EXERCISE REQUIREMENTS ->
Leave out any picture and return the remaining listing below exactly as given.

Stored records ->

◇ ◇ ◇ ◇

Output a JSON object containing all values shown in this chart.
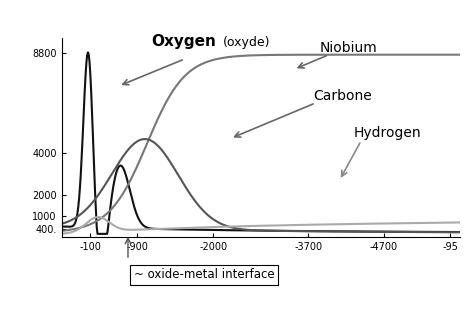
{
  "background_color": "#ffffff",
  "ylim": [
    0,
    9500
  ],
  "xlim": [
    0,
    420
  ],
  "yticks": [
    400,
    1000,
    2000,
    4000,
    8800
  ],
  "ytick_labels": [
    "400.",
    "1000",
    "2000",
    "4000",
    "8800"
  ],
  "xtick_positions": [
    30,
    80,
    160,
    260,
    340,
    410
  ],
  "xtick_labels": [
    "-100",
    "-900",
    "-2000",
    "-3700",
    "-4700",
    "-95"
  ],
  "oxygen_color": "#111111",
  "niobium_color": "#777777",
  "carbon_color": "#555555",
  "hydrogen_color": "#aaaaaa",
  "linewidth": 1.5,
  "arrow_color": "#666666",
  "interface_text": "~ oxide-metal interface"
}
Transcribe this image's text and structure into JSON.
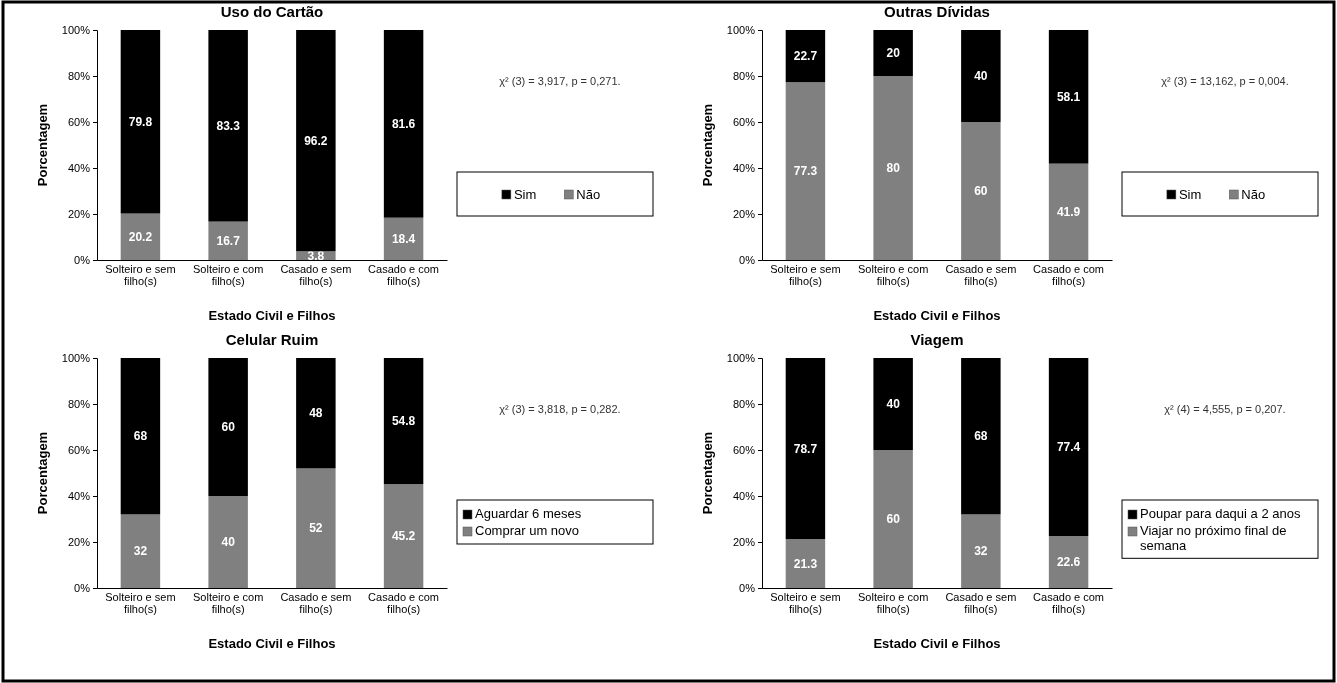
{
  "chart_data": [
    {
      "type": "bar",
      "stacked": true,
      "title": "Uso do Cartão",
      "xlabel": "Estado Civil e Filhos",
      "ylabel": "Porcentagem",
      "categories": [
        "Solteiro e sem filho(s)",
        "Solteiro e com filho(s)",
        "Casado e sem filho(s)",
        "Casado e com filho(s)"
      ],
      "series": [
        {
          "name": "Não",
          "color": "#808080",
          "values": [
            20.2,
            16.7,
            3.8,
            18.4
          ]
        },
        {
          "name": "Sim",
          "color": "#000000",
          "values": [
            79.8,
            83.3,
            96.2,
            81.6
          ]
        }
      ],
      "ylim": [
        0,
        100
      ],
      "yticks": [
        {
          "value": 0,
          "label": "0%"
        },
        {
          "value": 20,
          "label": "20%"
        },
        {
          "value": 40,
          "label": "40%"
        },
        {
          "value": 60,
          "label": "60%"
        },
        {
          "value": 80,
          "label": "80%"
        },
        {
          "value": 100,
          "label": "100%"
        }
      ],
      "data_labels": true,
      "legend": "right",
      "annotations": [
        "χ² (3) = 3,917, p = 0,271."
      ]
    },
    {
      "type": "bar",
      "stacked": true,
      "title": "Outras Dívidas",
      "xlabel": "Estado Civil e Filhos",
      "ylabel": "Porcentagem",
      "categories": [
        "Solteiro e sem filho(s)",
        "Solteiro e com filho(s)",
        "Casado e sem filho(s)",
        "Casado e com filho(s)"
      ],
      "series": [
        {
          "name": "Não",
          "color": "#808080",
          "values": [
            77.3,
            80,
            60,
            41.9
          ]
        },
        {
          "name": "Sim",
          "color": "#000000",
          "values": [
            22.7,
            20,
            40,
            58.1
          ]
        }
      ],
      "ylim": [
        0,
        100
      ],
      "yticks": [
        {
          "value": 0,
          "label": "0%"
        },
        {
          "value": 20,
          "label": "20%"
        },
        {
          "value": 40,
          "label": "40%"
        },
        {
          "value": 60,
          "label": "60%"
        },
        {
          "value": 80,
          "label": "80%"
        },
        {
          "value": 100,
          "label": "100%"
        }
      ],
      "data_labels": true,
      "legend": "right",
      "annotations": [
        "χ² (3) = 13,162, p = 0,004."
      ]
    },
    {
      "type": "bar",
      "stacked": true,
      "title": "Celular Ruim",
      "xlabel": "Estado Civil e Filhos",
      "ylabel": "Porcentagem",
      "categories": [
        "Solteiro e sem filho(s)",
        "Solteiro e com filho(s)",
        "Casado e sem filho(s)",
        "Casado e com filho(s)"
      ],
      "series": [
        {
          "name": "Comprar um novo",
          "color": "#808080",
          "values": [
            32,
            40,
            52,
            45.2
          ]
        },
        {
          "name": "Aguardar 6 meses",
          "color": "#000000",
          "values": [
            68,
            60,
            48,
            54.8
          ]
        }
      ],
      "ylim": [
        0,
        100
      ],
      "yticks": [
        {
          "value": 0,
          "label": "0%"
        },
        {
          "value": 20,
          "label": "20%"
        },
        {
          "value": 40,
          "label": "40%"
        },
        {
          "value": 60,
          "label": "60%"
        },
        {
          "value": 80,
          "label": "80%"
        },
        {
          "value": 100,
          "label": "100%"
        }
      ],
      "data_labels": true,
      "legend": "right",
      "annotations": [
        "χ² (3) = 3,818, p = 0,282."
      ]
    },
    {
      "type": "bar",
      "stacked": true,
      "title": "Viagem",
      "xlabel": "Estado Civil e Filhos",
      "ylabel": "Porcentagem",
      "categories": [
        "Solteiro e sem filho(s)",
        "Solteiro e com filho(s)",
        "Casado e sem filho(s)",
        "Casado e com filho(s)"
      ],
      "series": [
        {
          "name": "Viajar no próximo final de semana",
          "color": "#808080",
          "values": [
            21.3,
            60,
            32,
            22.6
          ]
        },
        {
          "name": "Poupar para daqui a 2 anos",
          "color": "#000000",
          "values": [
            78.7,
            40,
            68,
            77.4
          ]
        }
      ],
      "ylim": [
        0,
        100
      ],
      "yticks": [
        {
          "value": 0,
          "label": "0%"
        },
        {
          "value": 20,
          "label": "20%"
        },
        {
          "value": 40,
          "label": "40%"
        },
        {
          "value": 60,
          "label": "60%"
        },
        {
          "value": 80,
          "label": "80%"
        },
        {
          "value": 100,
          "label": "100%"
        }
      ],
      "data_labels": true,
      "legend": "right",
      "annotations": [
        "χ² (4) = 4,555, p = 0,207."
      ]
    }
  ]
}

◇ ◇ ◇ ◇

FINISHED EXERCISE ->
Output a JSON object containing all values shown in this chart.
{
  "background_color": "#ffffff",
  "ylim": [
    0,
    9500
  ],
  "xlim": [
    0,
    420
  ],
  "yticks": [
    400,
    1000,
    2000,
    4000,
    8800
  ],
  "ytick_labels": [
    "400.",
    "1000",
    "2000",
    "4000",
    "8800"
  ],
  "xtick_positions": [
    30,
    80,
    160,
    260,
    340,
    410
  ],
  "xtick_labels": [
    "-100",
    "-900",
    "-2000",
    "-3700",
    "-4700",
    "-95"
  ],
  "oxygen_color": "#111111",
  "niobium_color": "#777777",
  "carbon_color": "#555555",
  "hydrogen_color": "#aaaaaa",
  "linewidth": 1.5,
  "arrow_color": "#666666",
  "interface_text": "~ oxide-metal interface"
}
Transcribe this image's text and structure into JSON.
{
  "chart_data": [
    {
      "type": "bar",
      "stacked": true,
      "title": "Uso do Cartão",
      "xlabel": "Estado Civil e Filhos",
      "ylabel": "Porcentagem",
      "categories": [
        "Solteiro e sem filho(s)",
        "Solteiro e com filho(s)",
        "Casado e sem filho(s)",
        "Casado e com filho(s)"
      ],
      "series": [
        {
          "name": "Não",
          "color": "#808080",
          "values": [
            20.2,
            16.7,
            3.8,
            18.4
          ]
        },
        {
          "name": "Sim",
          "color": "#000000",
          "values": [
            79.8,
            83.3,
            96.2,
            81.6
          ]
        }
      ],
      "ylim": [
        0,
        100
      ],
      "yticks": [
        {
          "value": 0,
          "label": "0%"
        },
        {
          "value": 20,
          "label": "20%"
        },
        {
          "value": 40,
          "label": "40%"
        },
        {
          "value": 60,
          "label": "60%"
        },
        {
          "value": 80,
          "label": "80%"
        },
        {
          "value": 100,
          "label": "100%"
        }
      ],
      "data_labels": true,
      "legend": "right",
      "annotations": [
        "χ² (3) = 3,917, p = 0,271."
      ]
    },
    {
      "type": "bar",
      "stacked": true,
      "title": "Outras Dívidas",
      "xlabel": "Estado Civil e Filhos",
      "ylabel": "Porcentagem",
      "categories": [
        "Solteiro e sem filho(s)",
        "Solteiro e com filho(s)",
        "Casado e sem filho(s)",
        "Casado e com filho(s)"
      ],
      "series": [
        {
          "name": "Não",
          "color": "#808080",
          "values": [
            77.3,
            80,
            60,
            41.9
          ]
        },
        {
          "name": "Sim",
          "color": "#000000",
          "values": [
            22.7,
            20,
            40,
            58.1
          ]
        }
      ],
      "ylim": [
        0,
        100
      ],
      "yticks": [
        {
          "value": 0,
          "label": "0%"
        },
        {
          "value": 20,
          "label": "20%"
        },
        {
          "value": 40,
          "label": "40%"
        },
        {
          "value": 60,
          "label": "60%"
        },
        {
          "value": 80,
          "label": "80%"
        },
        {
          "value": 100,
          "label": "100%"
        }
      ],
      "data_labels": true,
      "legend": "right",
      "annotations": [
        "χ² (3) = 13,162, p = 0,004."
      ]
    },
    {
      "type": "bar",
      "stacked": true,
      "title": "Celular Ruim",
      "xlabel": "Estado Civil e Filhos",
      "ylabel": "Porcentagem",
      "categories": [
        "Solteiro e sem filho(s)",
        "Solteiro e com filho(s)",
        "Casado e sem filho(s)",
        "Casado e com filho(s)"
      ],
      "series": [
        {
          "name": "Comprar um novo",
          "color": "#808080",
          "values": [
            32,
            40,
            52,
            45.2
          ]
        },
        {
          "name": "Aguardar 6 meses",
          "color": "#000000",
          "values": [
            68,
            60,
            48,
            54.8
          ]
        }
      ],
      "ylim": [
        0,
        100
      ],
      "yticks": [
        {
          "value": 0,
          "label": "0%"
        },
        {
          "value": 20,
          "label": "20%"
        },
        {
          "value": 40,
          "label": "40%"
        },
        {
          "value": 60,
          "label": "60%"
        },
        {
          "value": 80,
          "label": "80%"
        },
        {
          "value": 100,
          "label": "100%"
        }
      ],
      "data_labels": true,
      "legend": "right",
      "annotations": [
        "χ² (3) = 3,818, p = 0,282."
      ]
    },
    {
      "type": "bar",
      "stacked": true,
      "title": "Viagem",
      "xlabel": "Estado Civil e Filhos",
      "ylabel": "Porcentagem",
      "categories": [
        "Solteiro e sem filho(s)",
        "Solteiro e com filho(s)",
        "Casado e sem filho(s)",
        "Casado e com filho(s)"
      ],
      "series": [
        {
          "name": "Viajar no próximo final de semana",
          "color": "#808080",
          "values": [
            21.3,
            60,
            32,
            22.6
          ]
        },
        {
          "name": "Poupar para daqui a 2 anos",
          "color": "#000000",
          "values": [
            78.7,
            40,
            68,
            77.4
          ]
        }
      ],
      "ylim": [
        0,
        100
      ],
      "yticks": [
        {
          "value": 0,
          "label": "0%"
        },
        {
          "value": 20,
          "label": "20%"
        },
        {
          "value": 40,
          "label": "40%"
        },
        {
          "value": 60,
          "label": "60%"
        },
        {
          "value": 80,
          "label": "80%"
        },
        {
          "value": 100,
          "label": "100%"
        }
      ],
      "data_labels": true,
      "legend": "right",
      "annotations": [
        "χ² (4) = 4,555, p = 0,207."
      ]
    }
  ]
}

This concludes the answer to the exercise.